## What you will do
Write out the entries below once more, exactly, with the pictures left out.

## Collected data
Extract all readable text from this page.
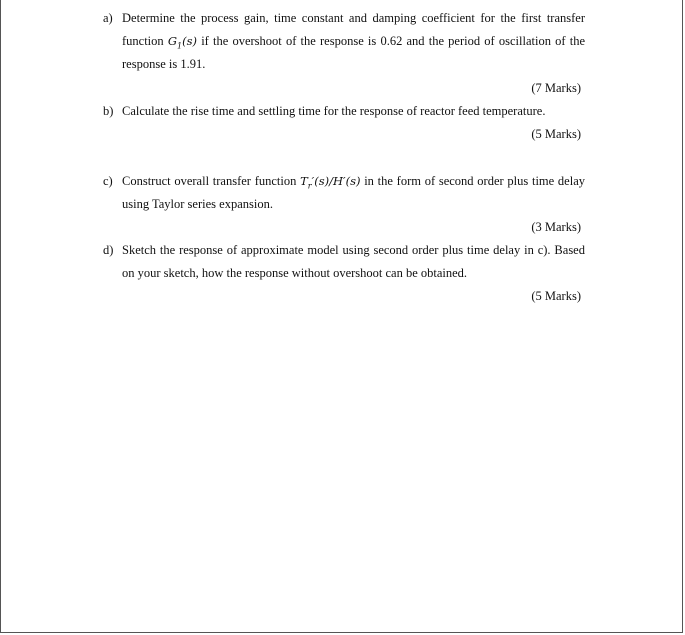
a) Determine the process gain, time constant and damping coefficient for the first transfer function $G_1(s)$ if the overshoot of the response is 0.62 and the period of oscillation of the response is 1.91.
(7 Marks)
b) Calculate the rise time and settling time for the response of reactor feed temperature.
(5 Marks)
c) Construct overall transfer function $T_r'(s)/H'(s)$ in the form of second order plus time delay using Taylor series expansion.
(3 Marks)
d) Sketch the response of approximate model using second order plus time delay in c). Based on your sketch, how the response without overshoot can be obtained.
(5 Marks)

## Written answer
Extract all readable text from this page.
a) Determine the process gain, time constant and damping coefficient for the first transfer function $G_1(s)$ if the overshoot of the response is 0.62 and the period of oscillation of the response is 1.91.
(7 Marks)
b) Calculate the rise time and settling time for the response of reactor feed temperature.
(5 Marks)
c) Construct overall transfer function $T_r'(s)/H'(s)$ in the form of second order plus time delay using Taylor series expansion.
(3 Marks)
d) Sketch the response of approximate model using second order plus time delay in c). Based on your sketch, how the response without overshoot can be obtained.
(5 Marks)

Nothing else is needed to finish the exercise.